» Available data
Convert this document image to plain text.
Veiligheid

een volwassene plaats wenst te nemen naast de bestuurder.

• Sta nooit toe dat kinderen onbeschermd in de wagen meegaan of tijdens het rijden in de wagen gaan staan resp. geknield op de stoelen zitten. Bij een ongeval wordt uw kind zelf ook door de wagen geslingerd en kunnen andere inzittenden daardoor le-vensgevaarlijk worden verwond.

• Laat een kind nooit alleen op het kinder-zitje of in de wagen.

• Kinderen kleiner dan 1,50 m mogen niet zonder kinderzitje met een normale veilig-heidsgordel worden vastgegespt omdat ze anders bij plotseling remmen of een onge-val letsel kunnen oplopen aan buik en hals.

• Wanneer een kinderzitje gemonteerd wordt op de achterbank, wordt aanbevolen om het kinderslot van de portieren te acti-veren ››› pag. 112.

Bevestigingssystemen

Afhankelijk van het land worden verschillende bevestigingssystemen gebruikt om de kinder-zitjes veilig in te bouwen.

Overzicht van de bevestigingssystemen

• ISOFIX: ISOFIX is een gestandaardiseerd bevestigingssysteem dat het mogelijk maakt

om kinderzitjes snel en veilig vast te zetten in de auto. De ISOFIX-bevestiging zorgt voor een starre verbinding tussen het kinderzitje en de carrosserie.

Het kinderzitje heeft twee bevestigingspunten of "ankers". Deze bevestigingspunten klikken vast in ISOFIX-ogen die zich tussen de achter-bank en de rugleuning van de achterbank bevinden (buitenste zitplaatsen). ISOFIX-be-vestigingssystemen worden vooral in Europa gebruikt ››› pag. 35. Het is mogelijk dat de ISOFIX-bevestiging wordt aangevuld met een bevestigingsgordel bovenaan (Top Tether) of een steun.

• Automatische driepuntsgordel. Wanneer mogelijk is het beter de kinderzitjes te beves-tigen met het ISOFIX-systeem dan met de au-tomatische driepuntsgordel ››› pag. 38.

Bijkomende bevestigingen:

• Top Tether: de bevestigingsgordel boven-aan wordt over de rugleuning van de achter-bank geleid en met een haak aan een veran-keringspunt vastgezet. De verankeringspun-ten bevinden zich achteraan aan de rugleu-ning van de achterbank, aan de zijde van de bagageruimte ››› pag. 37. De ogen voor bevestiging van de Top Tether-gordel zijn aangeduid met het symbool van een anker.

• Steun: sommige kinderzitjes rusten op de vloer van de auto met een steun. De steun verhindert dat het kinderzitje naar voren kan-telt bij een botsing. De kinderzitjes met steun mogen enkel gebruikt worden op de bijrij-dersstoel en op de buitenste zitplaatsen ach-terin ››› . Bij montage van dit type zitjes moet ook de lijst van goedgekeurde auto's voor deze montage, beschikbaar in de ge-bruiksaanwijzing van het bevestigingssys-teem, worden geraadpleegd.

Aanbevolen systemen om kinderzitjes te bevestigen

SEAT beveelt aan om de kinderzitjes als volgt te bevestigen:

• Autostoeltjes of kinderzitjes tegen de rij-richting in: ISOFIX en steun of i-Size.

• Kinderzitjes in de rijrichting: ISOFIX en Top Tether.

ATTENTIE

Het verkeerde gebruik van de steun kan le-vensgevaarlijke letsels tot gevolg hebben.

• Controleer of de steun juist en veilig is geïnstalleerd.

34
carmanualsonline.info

» Set problem
Return each full line of the entries that contains the word "bevestigen".

» Result below
Aanbevolen systemen om kinderzitjes te bevestigen
SEAT beveelt aan om de kinderzitjes als volgt te bevestigen:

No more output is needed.